* START Given information *
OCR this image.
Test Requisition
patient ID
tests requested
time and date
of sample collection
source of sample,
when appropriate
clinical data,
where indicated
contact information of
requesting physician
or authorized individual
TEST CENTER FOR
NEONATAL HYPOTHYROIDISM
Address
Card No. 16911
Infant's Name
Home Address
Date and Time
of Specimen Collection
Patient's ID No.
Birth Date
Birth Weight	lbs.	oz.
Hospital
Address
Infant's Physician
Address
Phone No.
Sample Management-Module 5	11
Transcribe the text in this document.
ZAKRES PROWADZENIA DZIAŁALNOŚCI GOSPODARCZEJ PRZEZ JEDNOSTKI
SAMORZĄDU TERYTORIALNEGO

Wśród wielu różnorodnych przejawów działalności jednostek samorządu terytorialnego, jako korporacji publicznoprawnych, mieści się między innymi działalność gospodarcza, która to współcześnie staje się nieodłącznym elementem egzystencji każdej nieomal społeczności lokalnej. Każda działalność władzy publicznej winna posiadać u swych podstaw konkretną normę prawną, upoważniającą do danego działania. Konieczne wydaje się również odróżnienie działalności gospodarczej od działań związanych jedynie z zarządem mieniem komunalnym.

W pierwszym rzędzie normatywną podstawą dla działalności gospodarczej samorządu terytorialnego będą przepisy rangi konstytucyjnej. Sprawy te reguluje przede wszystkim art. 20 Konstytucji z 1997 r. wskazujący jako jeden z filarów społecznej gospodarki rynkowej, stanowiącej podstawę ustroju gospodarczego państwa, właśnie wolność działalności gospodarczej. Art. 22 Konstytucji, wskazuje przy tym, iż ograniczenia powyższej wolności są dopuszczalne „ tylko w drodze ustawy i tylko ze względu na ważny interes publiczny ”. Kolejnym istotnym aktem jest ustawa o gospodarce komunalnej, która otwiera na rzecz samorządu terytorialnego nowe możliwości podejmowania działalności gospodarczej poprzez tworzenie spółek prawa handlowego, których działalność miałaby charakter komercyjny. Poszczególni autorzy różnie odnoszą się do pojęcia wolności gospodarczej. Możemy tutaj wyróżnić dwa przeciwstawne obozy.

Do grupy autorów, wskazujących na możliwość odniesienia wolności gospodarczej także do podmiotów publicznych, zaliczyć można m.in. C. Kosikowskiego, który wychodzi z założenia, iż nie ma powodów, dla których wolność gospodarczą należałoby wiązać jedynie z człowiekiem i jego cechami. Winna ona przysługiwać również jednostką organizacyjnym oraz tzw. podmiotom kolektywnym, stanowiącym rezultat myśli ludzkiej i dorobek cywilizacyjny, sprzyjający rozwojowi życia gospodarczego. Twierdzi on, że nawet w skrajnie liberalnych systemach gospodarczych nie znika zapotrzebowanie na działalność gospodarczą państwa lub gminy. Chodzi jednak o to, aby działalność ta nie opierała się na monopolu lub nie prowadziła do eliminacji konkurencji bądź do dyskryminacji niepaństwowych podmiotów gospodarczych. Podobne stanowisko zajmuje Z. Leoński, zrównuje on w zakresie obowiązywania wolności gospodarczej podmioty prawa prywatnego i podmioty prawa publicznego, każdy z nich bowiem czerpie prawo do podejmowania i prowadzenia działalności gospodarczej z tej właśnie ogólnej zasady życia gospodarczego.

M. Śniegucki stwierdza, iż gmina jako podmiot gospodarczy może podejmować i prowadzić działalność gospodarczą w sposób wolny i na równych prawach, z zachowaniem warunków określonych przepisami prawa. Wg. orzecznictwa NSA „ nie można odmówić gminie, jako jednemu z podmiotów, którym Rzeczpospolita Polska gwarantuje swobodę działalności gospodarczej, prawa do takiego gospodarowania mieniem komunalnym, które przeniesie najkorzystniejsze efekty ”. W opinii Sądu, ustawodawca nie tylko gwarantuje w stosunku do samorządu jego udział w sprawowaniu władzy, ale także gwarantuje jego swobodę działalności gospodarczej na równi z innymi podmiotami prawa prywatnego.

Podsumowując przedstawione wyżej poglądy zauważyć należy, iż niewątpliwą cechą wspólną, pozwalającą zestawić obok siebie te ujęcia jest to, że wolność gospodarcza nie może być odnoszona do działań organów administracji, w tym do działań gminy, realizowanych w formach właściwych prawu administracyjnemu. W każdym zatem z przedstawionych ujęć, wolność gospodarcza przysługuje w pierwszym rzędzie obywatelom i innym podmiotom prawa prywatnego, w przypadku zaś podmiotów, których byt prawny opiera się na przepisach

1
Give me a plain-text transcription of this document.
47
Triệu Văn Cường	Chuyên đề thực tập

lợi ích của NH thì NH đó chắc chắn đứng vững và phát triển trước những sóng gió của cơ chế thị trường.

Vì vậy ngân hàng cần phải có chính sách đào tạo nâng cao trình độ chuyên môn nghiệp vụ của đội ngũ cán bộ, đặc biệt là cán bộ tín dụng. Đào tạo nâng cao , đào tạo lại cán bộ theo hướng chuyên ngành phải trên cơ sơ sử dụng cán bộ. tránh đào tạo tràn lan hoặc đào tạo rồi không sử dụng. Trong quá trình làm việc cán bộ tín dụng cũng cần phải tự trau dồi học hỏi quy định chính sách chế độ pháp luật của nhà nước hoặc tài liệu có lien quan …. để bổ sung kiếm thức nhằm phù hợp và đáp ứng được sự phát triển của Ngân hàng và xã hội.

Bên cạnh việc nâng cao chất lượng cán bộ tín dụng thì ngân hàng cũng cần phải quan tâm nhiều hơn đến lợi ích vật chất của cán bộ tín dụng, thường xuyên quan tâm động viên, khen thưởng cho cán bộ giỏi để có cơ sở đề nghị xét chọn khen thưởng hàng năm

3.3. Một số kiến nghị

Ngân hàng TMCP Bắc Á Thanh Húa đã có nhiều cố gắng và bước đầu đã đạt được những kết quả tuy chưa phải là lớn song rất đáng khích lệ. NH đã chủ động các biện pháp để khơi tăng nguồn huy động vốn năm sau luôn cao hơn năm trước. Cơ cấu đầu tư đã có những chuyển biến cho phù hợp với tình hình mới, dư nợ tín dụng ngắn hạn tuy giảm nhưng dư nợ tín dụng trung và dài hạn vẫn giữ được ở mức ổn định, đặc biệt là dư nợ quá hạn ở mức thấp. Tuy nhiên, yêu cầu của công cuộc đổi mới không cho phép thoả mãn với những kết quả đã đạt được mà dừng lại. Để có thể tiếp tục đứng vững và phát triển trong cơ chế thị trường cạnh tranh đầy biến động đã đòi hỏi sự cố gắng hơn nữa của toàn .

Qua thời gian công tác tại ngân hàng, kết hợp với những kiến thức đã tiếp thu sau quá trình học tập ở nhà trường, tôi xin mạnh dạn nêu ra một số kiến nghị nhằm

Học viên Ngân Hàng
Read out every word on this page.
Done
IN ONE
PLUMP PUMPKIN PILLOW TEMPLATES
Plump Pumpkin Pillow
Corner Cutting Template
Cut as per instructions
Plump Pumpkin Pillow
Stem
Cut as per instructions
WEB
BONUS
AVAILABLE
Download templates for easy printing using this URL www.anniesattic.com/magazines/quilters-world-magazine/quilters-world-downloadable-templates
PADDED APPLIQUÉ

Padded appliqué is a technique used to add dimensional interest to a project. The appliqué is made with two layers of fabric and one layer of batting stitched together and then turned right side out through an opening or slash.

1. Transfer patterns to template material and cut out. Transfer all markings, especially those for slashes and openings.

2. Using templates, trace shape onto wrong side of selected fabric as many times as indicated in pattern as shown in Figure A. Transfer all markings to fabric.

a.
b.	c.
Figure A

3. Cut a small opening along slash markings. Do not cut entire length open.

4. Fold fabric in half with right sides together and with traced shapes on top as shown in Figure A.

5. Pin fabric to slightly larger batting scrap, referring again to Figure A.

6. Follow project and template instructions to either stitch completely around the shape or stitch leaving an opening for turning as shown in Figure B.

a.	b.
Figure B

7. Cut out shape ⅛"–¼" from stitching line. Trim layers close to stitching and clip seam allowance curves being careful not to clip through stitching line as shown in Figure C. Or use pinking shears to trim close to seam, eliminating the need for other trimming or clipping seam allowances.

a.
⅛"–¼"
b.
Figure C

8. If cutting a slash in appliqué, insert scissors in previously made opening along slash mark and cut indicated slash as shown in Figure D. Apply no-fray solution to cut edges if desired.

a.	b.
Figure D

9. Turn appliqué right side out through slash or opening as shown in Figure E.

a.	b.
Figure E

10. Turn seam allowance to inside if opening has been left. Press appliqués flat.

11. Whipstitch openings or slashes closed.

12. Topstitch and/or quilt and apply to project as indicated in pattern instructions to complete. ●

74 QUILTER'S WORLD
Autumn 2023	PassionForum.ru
* END Given information *
The problem — Gather each line of the records holding the string "seam".

Result below —
7. Cut out shape ⅛"–¼" from stitching line. Trim layers close to stitching and clip seam allowance curves being careful not to clip through stitching line as shown in Figure C. Or use pinking shears to trim close to seam, eliminating the need for other trimming or clipping seam allowances.
10. Turn seam allowance to inside if opening has been left. Press appliqués flat.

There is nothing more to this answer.